[Begin Input records]

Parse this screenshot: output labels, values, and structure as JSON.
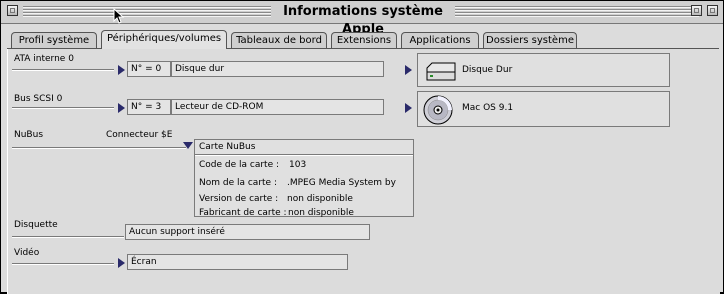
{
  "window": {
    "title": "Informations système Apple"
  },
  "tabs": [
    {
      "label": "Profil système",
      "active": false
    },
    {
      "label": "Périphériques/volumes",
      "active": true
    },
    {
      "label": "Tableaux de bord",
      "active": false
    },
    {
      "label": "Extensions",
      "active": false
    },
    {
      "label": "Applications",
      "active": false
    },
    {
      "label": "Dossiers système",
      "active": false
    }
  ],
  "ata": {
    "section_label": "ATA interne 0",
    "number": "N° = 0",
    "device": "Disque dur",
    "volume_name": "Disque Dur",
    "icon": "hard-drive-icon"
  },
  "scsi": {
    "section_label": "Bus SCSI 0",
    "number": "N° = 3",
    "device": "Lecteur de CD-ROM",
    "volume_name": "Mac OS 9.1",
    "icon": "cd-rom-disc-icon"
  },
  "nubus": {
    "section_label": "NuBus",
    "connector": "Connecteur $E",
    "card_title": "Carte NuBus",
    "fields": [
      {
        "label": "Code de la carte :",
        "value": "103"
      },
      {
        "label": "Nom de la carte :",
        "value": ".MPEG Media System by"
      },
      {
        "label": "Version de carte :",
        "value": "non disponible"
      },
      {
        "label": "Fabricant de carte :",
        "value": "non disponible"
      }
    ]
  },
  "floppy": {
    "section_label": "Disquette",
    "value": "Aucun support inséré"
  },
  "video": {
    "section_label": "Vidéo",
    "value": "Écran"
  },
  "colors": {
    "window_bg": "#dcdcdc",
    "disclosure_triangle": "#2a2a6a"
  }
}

[End Input records]
[Begin Input records]

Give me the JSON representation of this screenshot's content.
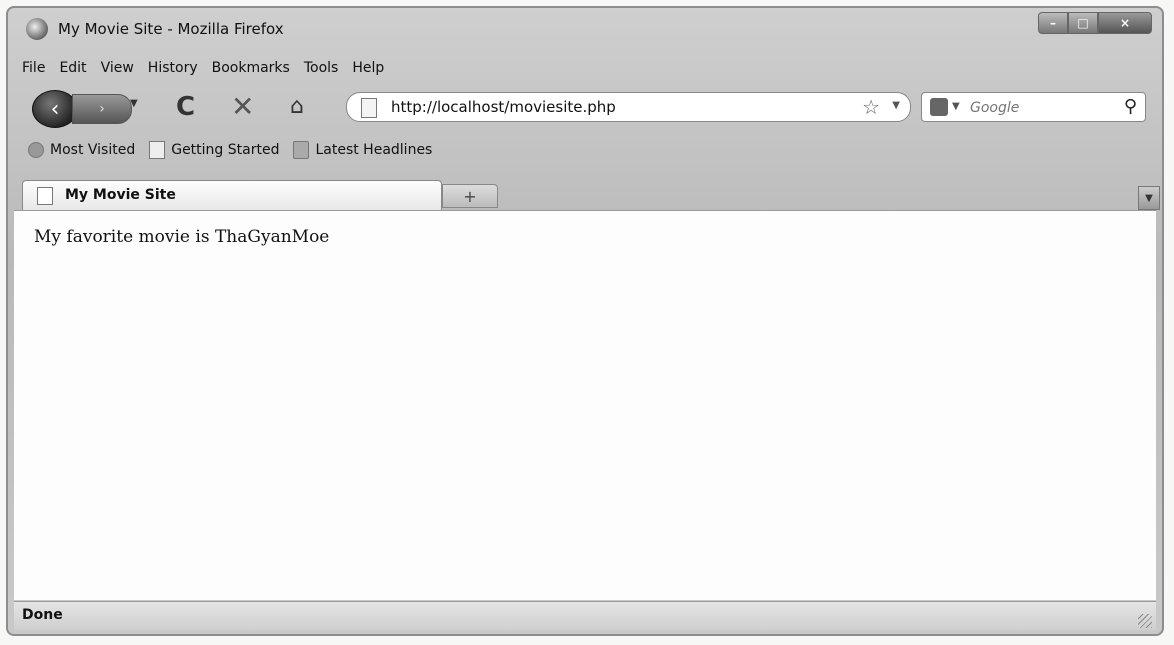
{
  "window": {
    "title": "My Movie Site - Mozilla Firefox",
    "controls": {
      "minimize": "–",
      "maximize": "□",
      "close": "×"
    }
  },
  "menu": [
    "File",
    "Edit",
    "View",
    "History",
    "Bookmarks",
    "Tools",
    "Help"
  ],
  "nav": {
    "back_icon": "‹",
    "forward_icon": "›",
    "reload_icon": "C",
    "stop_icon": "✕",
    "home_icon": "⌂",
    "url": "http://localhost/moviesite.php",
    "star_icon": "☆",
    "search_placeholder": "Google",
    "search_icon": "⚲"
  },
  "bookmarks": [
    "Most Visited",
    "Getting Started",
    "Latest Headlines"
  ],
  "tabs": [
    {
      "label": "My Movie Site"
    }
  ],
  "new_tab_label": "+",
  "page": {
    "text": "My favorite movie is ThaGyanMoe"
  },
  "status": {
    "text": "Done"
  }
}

[End Input records]

What is asked: Extract every line containing the string "screenshot" from the data above.

In response:
Parse this screenshot: output labels, values, and structure as JSON.
Give me the JSON representation of this screenshot's content.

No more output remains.